STATED EXERCISE:
Every line with the string "this" should be gathered.

PROVIDED ENTRIES:
★ ★ ★ ★ ★ ★ ★

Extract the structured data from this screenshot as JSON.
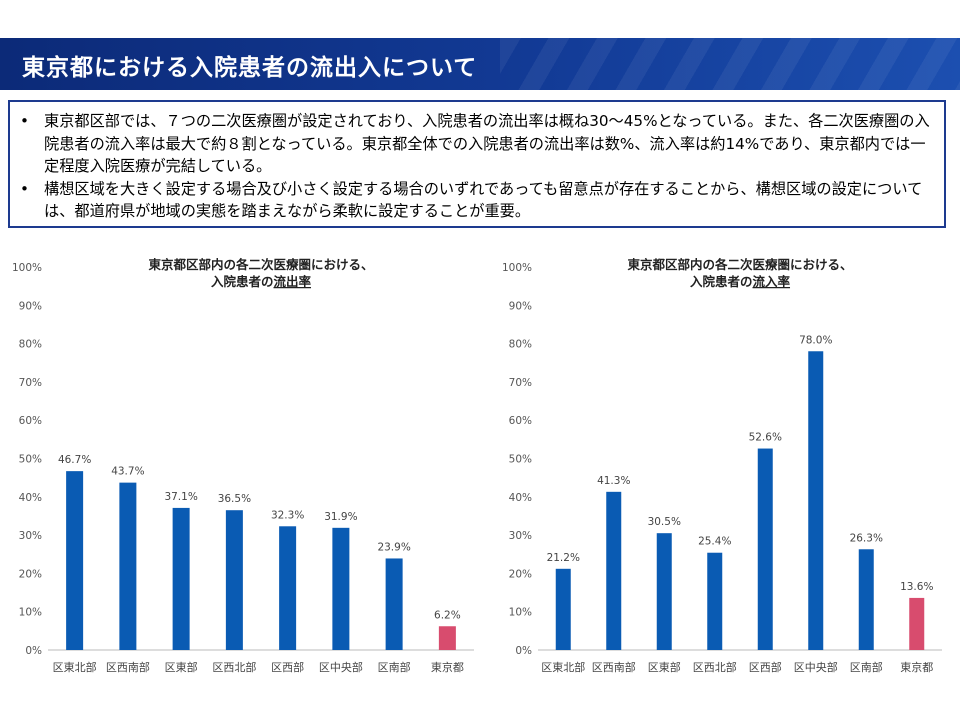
{
  "header": {
    "title": "東京都における入院患者の流出入について"
  },
  "summary": {
    "bullets": [
      "東京都区部では、７つの二次医療圏が設定されており、入院患者の流出率は概ね30～45%となっている。また、各二次医療圏の入院患者の流入率は最大で約８割となっている。東京都全体での入院患者の流出率は数%、流入率は約14%であり、東京都内では一定程度入院医療が完結している。",
      "構想区域を大きく設定する場合及び小さく設定する場合のいずれであっても留意点が存在することから、構想区域の設定については、都道府県が地域の実態を踏まえながら柔軟に設定することが重要。"
    ],
    "bullet_symbol": "•"
  },
  "colors": {
    "bar": "#0a5bb3",
    "highlight": "#d84c6e",
    "title_bg": "#123a95",
    "box_border": "#1d3a8f"
  },
  "chart_data": [
    {
      "type": "bar",
      "title_line1": "東京都区部内の各二次医療圏における、",
      "title_line2_prefix": "入院患者の",
      "title_line2_emph": "流出率",
      "categories": [
        "区東北部",
        "区西南部",
        "区東部",
        "区西北部",
        "区西部",
        "区中央部",
        "区南部",
        "東京都"
      ],
      "values": [
        46.7,
        43.7,
        37.1,
        36.5,
        32.3,
        31.9,
        23.9,
        6.2
      ],
      "value_labels": [
        "46.7%",
        "43.7%",
        "37.1%",
        "36.5%",
        "32.3%",
        "31.9%",
        "23.9%",
        "6.2%"
      ],
      "highlight_index": 7,
      "ylim": [
        0,
        100
      ],
      "yticks": [
        "0%",
        "10%",
        "20%",
        "30%",
        "40%",
        "50%",
        "60%",
        "70%",
        "80%",
        "90%",
        "100%"
      ],
      "xlabel": "",
      "ylabel": ""
    },
    {
      "type": "bar",
      "title_line1": "東京都区部内の各二次医療圏における、",
      "title_line2_prefix": "入院患者の",
      "title_line2_emph": "流入率",
      "categories": [
        "区東北部",
        "区西南部",
        "区東部",
        "区西北部",
        "区西部",
        "区中央部",
        "区南部",
        "東京都"
      ],
      "values": [
        21.2,
        41.3,
        30.5,
        25.4,
        52.6,
        78.0,
        26.3,
        13.6
      ],
      "value_labels": [
        "21.2%",
        "41.3%",
        "30.5%",
        "25.4%",
        "52.6%",
        "78.0%",
        "26.3%",
        "13.6%"
      ],
      "highlight_index": 7,
      "ylim": [
        0,
        100
      ],
      "yticks": [
        "0%",
        "10%",
        "20%",
        "30%",
        "40%",
        "50%",
        "60%",
        "70%",
        "80%",
        "90%",
        "100%"
      ],
      "xlabel": "",
      "ylabel": ""
    }
  ]
}
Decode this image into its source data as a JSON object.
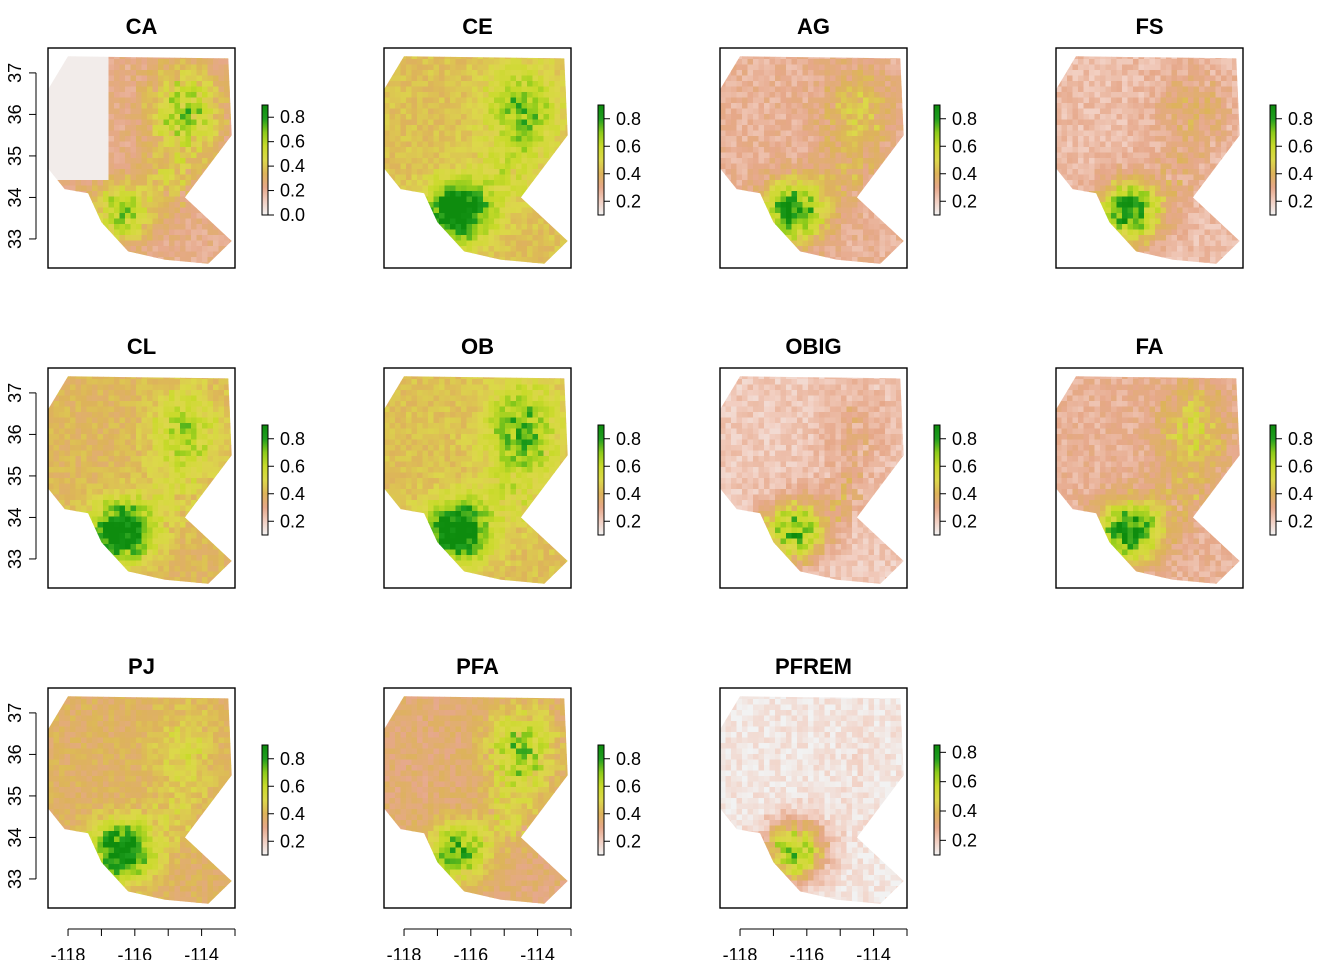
{
  "chart_data": {
    "type": "heatmap",
    "layout": {
      "rows": 3,
      "cols": 4
    },
    "colorscale": [
      "#F2F2F2",
      "#F2CFC2",
      "#E6A88A",
      "#DDB35A",
      "#DCD84A",
      "#C9DA2A",
      "#8CCB1A",
      "#1F9E1F",
      "#0E8C0E"
    ],
    "panels": [
      {
        "title": "CA",
        "legend_ticks": [
          "0.8",
          "0.6",
          "0.4",
          "0.2",
          "0.0"
        ],
        "legend_range": [
          0.0,
          0.9
        ],
        "mean": 0.25,
        "sw": 0.55,
        "ne": 0.82,
        "center": 0.82,
        "west_blank": true
      },
      {
        "title": "CE",
        "legend_ticks": [
          "0.8",
          "0.6",
          "0.4",
          "0.2"
        ],
        "legend_range": [
          0.1,
          0.9
        ],
        "mean": 0.42,
        "sw": 0.9,
        "ne": 0.62,
        "center": 0.72,
        "west_blank": false
      },
      {
        "title": "AG",
        "legend_ticks": [
          "0.8",
          "0.6",
          "0.4",
          "0.2"
        ],
        "legend_range": [
          0.1,
          0.9
        ],
        "mean": 0.22,
        "sw": 0.88,
        "ne": 0.42,
        "center": 0.65,
        "west_blank": false
      },
      {
        "title": "FS",
        "legend_ticks": [
          "0.8",
          "0.6",
          "0.4",
          "0.2"
        ],
        "legend_range": [
          0.1,
          0.9
        ],
        "mean": 0.18,
        "sw": 0.9,
        "ne": 0.28,
        "center": 0.45,
        "west_blank": false
      },
      {
        "title": "CL",
        "legend_ticks": [
          "0.8",
          "0.6",
          "0.4",
          "0.2"
        ],
        "legend_range": [
          0.1,
          0.9
        ],
        "mean": 0.38,
        "sw": 0.9,
        "ne": 0.55,
        "center": 0.55,
        "west_blank": false
      },
      {
        "title": "OB",
        "legend_ticks": [
          "0.8",
          "0.6",
          "0.4",
          "0.2"
        ],
        "legend_range": [
          0.1,
          0.9
        ],
        "mean": 0.42,
        "sw": 0.9,
        "ne": 0.72,
        "center": 0.65,
        "west_blank": false
      },
      {
        "title": "OBIG",
        "legend_ticks": [
          "0.8",
          "0.6",
          "0.4",
          "0.2"
        ],
        "legend_range": [
          0.1,
          0.9
        ],
        "mean": 0.14,
        "sw": 0.8,
        "ne": 0.22,
        "center": 0.75,
        "west_blank": false
      },
      {
        "title": "FA",
        "legend_ticks": [
          "0.8",
          "0.6",
          "0.4",
          "0.2"
        ],
        "legend_range": [
          0.1,
          0.9
        ],
        "mean": 0.22,
        "sw": 0.9,
        "ne": 0.5,
        "center": 0.6,
        "west_blank": false
      },
      {
        "title": "PJ",
        "legend_ticks": [
          "0.8",
          "0.6",
          "0.4",
          "0.2"
        ],
        "legend_range": [
          0.1,
          0.9
        ],
        "mean": 0.35,
        "sw": 0.88,
        "ne": 0.3,
        "center": 0.5,
        "west_blank": false
      },
      {
        "title": "PFA",
        "legend_ticks": [
          "0.8",
          "0.6",
          "0.4",
          "0.2"
        ],
        "legend_range": [
          0.1,
          0.9
        ],
        "mean": 0.3,
        "sw": 0.65,
        "ne": 0.75,
        "center": 0.7,
        "west_blank": false
      },
      {
        "title": "PFREM",
        "legend_ticks": [
          "0.8",
          "0.6",
          "0.4",
          "0.2"
        ],
        "legend_range": [
          0.1,
          0.85
        ],
        "mean": 0.04,
        "sw": 0.85,
        "ne": 0.05,
        "center": 0.1,
        "west_blank": false
      }
    ],
    "x_ticks": [
      "-118",
      "-116",
      "-114"
    ],
    "x_tick_values": [
      -118,
      -116,
      -114
    ],
    "y_ticks": [
      "33",
      "34",
      "35",
      "36",
      "37"
    ],
    "y_tick_values": [
      33,
      34,
      35,
      36,
      37
    ],
    "xlim": [
      -118.6,
      -113.0
    ],
    "ylim": [
      32.3,
      37.6
    ],
    "xlabel": "",
    "ylabel": ""
  }
}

★ ★ ★ ★ ★ ★ ★

FULL OUTPUT:
Extract the structured data from this screenshot as JSON.
Decode this image into its source data as a JSON object.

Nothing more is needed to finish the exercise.